* START Data excerpts *

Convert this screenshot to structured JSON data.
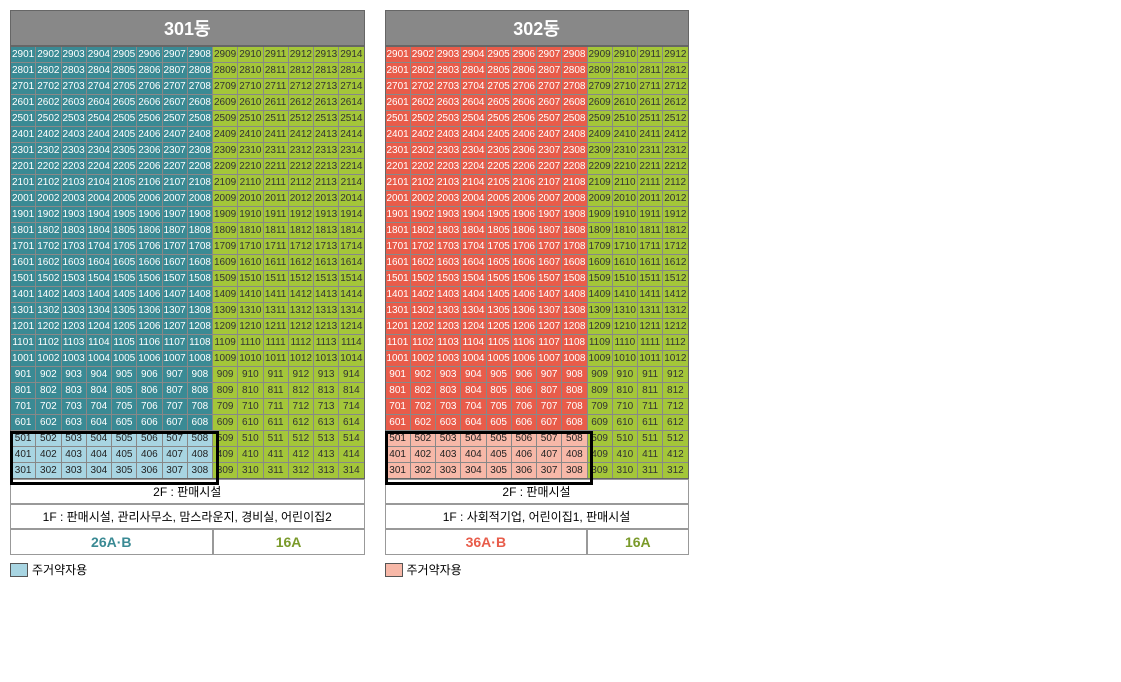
{
  "buildings": [
    {
      "title": "301동",
      "cols": 14,
      "leftCols": 8,
      "leftColor": "teal",
      "highlightColor": "lteal",
      "floorTop": 29,
      "floorBottom": 3,
      "highlightFloors": [
        5,
        4,
        3
      ],
      "footer2F": "2F : 판매시설",
      "footer1F": "1F : 판매시설, 관리사무소, 맘스라운지, 경비실, 어린이집2",
      "typeLeft": "26A·B",
      "typeLeftColor": "#3a8a94",
      "typeRight": "16A",
      "typeRightColor": "#7a9a2a",
      "legend": "주거약자용",
      "legendColor": "#a8d5e2"
    },
    {
      "title": "302동",
      "cols": 12,
      "leftCols": 8,
      "leftColor": "red",
      "highlightColor": "lred",
      "floorTop": 29,
      "floorBottom": 3,
      "highlightFloors": [
        5,
        4,
        3
      ],
      "footer2F": "2F : 판매시설",
      "footer1F": "1F : 사회적기업, 어린이집1, 판매시설",
      "typeLeft": "36A·B",
      "typeLeftColor": "#e85c4a",
      "typeRight": "16A",
      "typeRightColor": "#7a9a2a",
      "legend": "주거약자용",
      "legendColor": "#f7b8a8"
    }
  ],
  "rightColor": "green",
  "colors": {
    "teal": "#3a8a94",
    "green": "#a4c639",
    "red": "#e85c4a",
    "lteal": "#a8d5e2",
    "lred": "#f7b8a8"
  }
}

* END Data excerpts *

**The request**: Repeat the records above exactly, leaving out the pictures.

**Task result**:
Convert this screenshot to structured JSON data.
{
  "buildings": [
    {
      "title": "301동",
      "cols": 14,
      "leftCols": 8,
      "leftColor": "teal",
      "highlightColor": "lteal",
      "floorTop": 29,
      "floorBottom": 3,
      "highlightFloors": [
        5,
        4,
        3
      ],
      "footer2F": "2F : 판매시설",
      "footer1F": "1F : 판매시설, 관리사무소, 맘스라운지, 경비실, 어린이집2",
      "typeLeft": "26A·B",
      "typeLeftColor": "#3a8a94",
      "typeRight": "16A",
      "typeRightColor": "#7a9a2a",
      "legend": "주거약자용",
      "legendColor": "#a8d5e2"
    },
    {
      "title": "302동",
      "cols": 12,
      "leftCols": 8,
      "leftColor": "red",
      "highlightColor": "lred",
      "floorTop": 29,
      "floorBottom": 3,
      "highlightFloors": [
        5,
        4,
        3
      ],
      "footer2F": "2F : 판매시설",
      "footer1F": "1F : 사회적기업, 어린이집1, 판매시설",
      "typeLeft": "36A·B",
      "typeLeftColor": "#e85c4a",
      "typeRight": "16A",
      "typeRightColor": "#7a9a2a",
      "legend": "주거약자용",
      "legendColor": "#f7b8a8"
    }
  ],
  "rightColor": "green",
  "colors": {
    "teal": "#3a8a94",
    "green": "#a4c639",
    "red": "#e85c4a",
    "lteal": "#a8d5e2",
    "lred": "#f7b8a8"
  }
}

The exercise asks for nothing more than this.